> **WHAT THE EXERCISE ASKS**
Copy each line holding the string "this".

**** RECORD SET ****

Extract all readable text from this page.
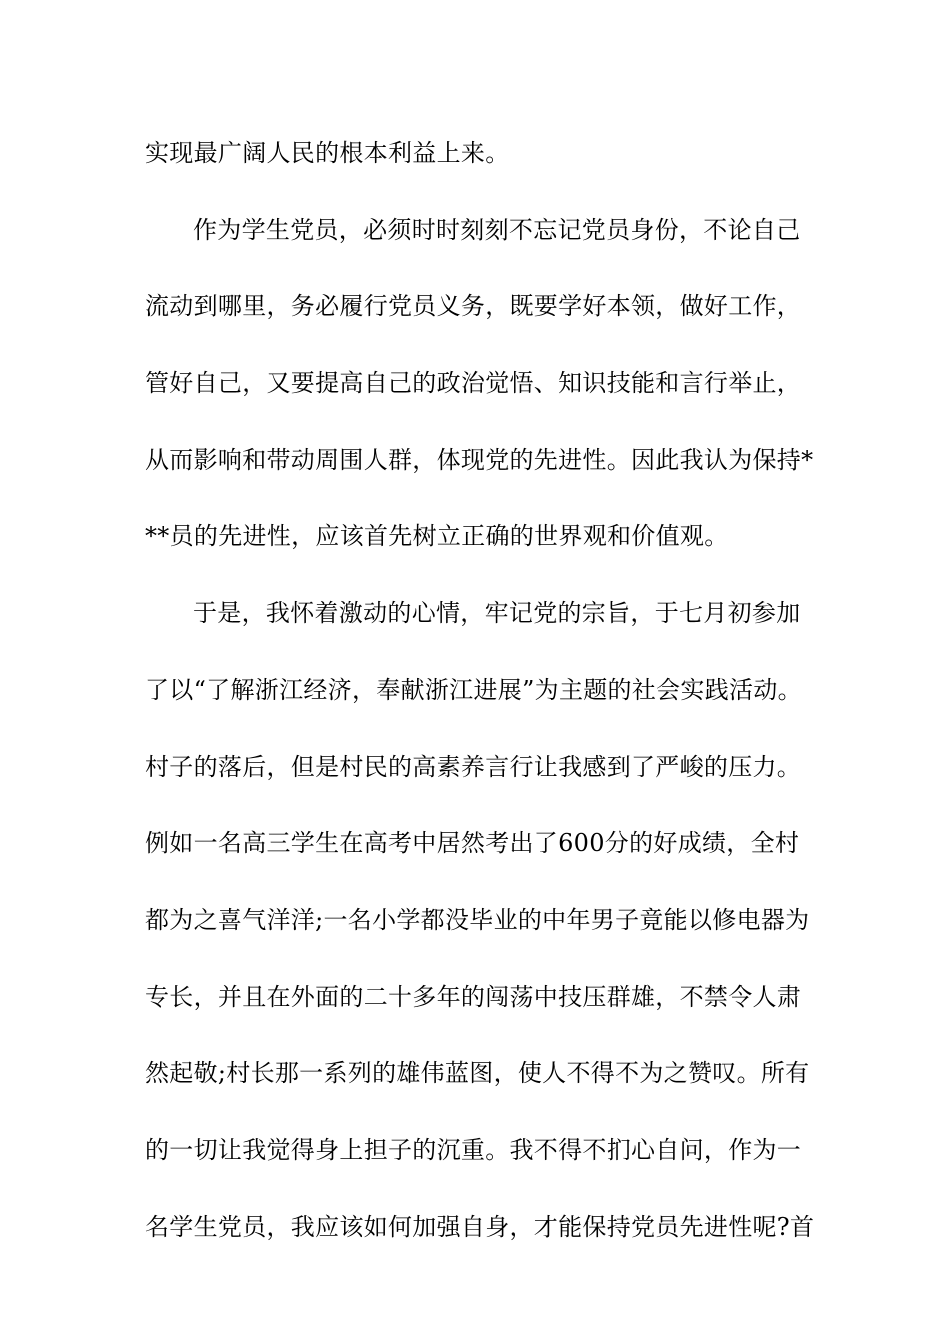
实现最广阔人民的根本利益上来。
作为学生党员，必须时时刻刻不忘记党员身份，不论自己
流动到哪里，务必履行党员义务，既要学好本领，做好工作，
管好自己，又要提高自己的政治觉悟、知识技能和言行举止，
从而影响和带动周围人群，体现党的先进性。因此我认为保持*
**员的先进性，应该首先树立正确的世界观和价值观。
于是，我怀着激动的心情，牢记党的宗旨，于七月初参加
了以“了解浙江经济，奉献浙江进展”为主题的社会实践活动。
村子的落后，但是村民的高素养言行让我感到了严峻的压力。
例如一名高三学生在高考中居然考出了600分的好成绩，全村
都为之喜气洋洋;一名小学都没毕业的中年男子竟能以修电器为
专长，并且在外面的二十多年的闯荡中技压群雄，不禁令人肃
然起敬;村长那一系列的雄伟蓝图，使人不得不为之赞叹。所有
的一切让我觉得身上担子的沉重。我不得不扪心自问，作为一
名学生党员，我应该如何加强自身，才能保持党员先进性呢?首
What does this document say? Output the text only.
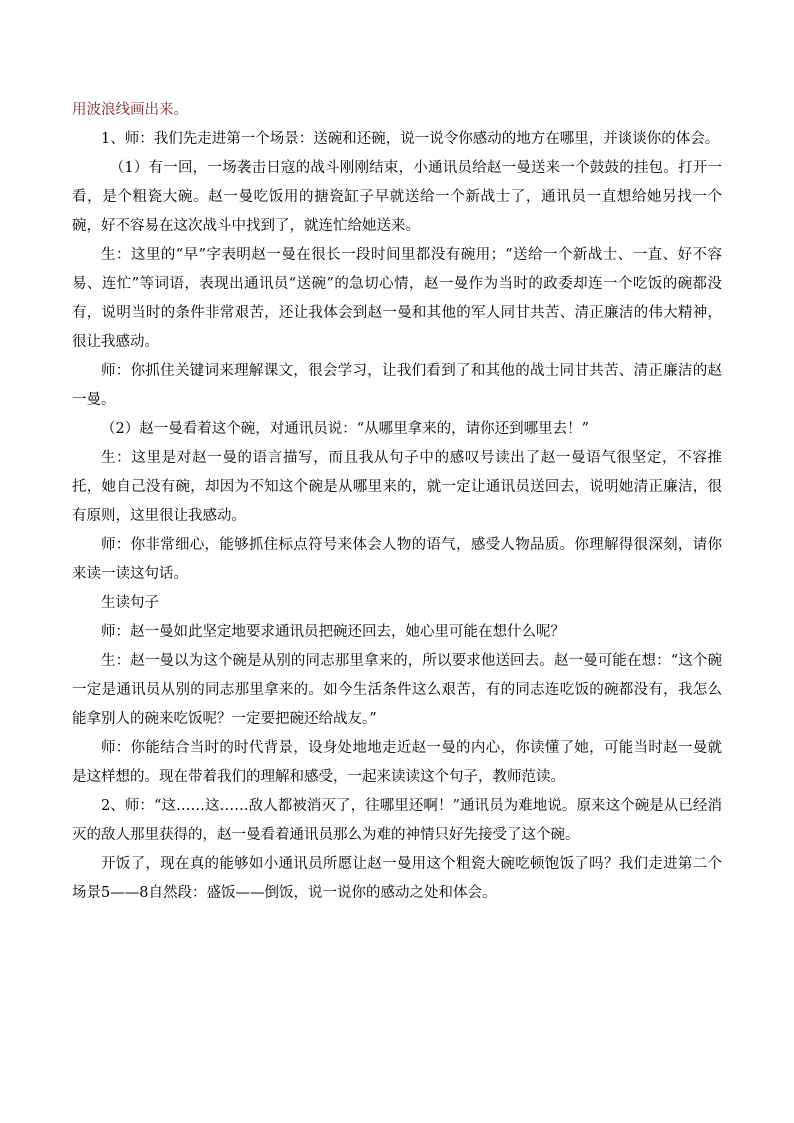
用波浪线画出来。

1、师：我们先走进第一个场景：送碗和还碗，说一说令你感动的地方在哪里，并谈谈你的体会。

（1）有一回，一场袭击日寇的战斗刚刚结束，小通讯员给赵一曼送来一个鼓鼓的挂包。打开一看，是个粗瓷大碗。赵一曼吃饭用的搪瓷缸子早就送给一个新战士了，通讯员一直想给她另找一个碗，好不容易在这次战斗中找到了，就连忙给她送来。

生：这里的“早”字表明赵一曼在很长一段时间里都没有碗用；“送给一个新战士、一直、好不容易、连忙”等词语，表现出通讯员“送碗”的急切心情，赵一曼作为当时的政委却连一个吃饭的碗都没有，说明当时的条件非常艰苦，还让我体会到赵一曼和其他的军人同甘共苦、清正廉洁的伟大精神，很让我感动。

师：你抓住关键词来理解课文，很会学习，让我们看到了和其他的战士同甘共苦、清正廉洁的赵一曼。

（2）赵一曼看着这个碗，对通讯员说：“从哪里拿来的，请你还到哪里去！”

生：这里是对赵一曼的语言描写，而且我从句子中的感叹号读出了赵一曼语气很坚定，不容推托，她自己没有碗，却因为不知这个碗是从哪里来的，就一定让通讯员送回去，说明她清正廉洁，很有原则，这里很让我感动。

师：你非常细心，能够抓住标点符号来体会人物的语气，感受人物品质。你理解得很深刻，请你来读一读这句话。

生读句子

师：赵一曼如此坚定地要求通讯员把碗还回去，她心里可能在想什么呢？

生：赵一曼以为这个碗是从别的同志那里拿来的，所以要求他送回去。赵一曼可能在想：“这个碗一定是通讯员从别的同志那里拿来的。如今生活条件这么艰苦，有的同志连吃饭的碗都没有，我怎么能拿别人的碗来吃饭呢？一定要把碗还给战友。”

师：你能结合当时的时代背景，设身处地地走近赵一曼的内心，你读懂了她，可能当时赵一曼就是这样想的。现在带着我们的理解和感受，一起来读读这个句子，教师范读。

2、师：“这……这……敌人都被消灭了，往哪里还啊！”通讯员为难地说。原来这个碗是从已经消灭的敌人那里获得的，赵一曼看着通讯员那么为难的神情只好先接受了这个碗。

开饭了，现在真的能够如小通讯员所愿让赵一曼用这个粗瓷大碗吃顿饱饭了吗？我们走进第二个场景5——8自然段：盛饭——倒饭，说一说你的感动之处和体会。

****

> **FULL ANSWER**
Extract all readable text from this page.
What does this document say? Output the text only.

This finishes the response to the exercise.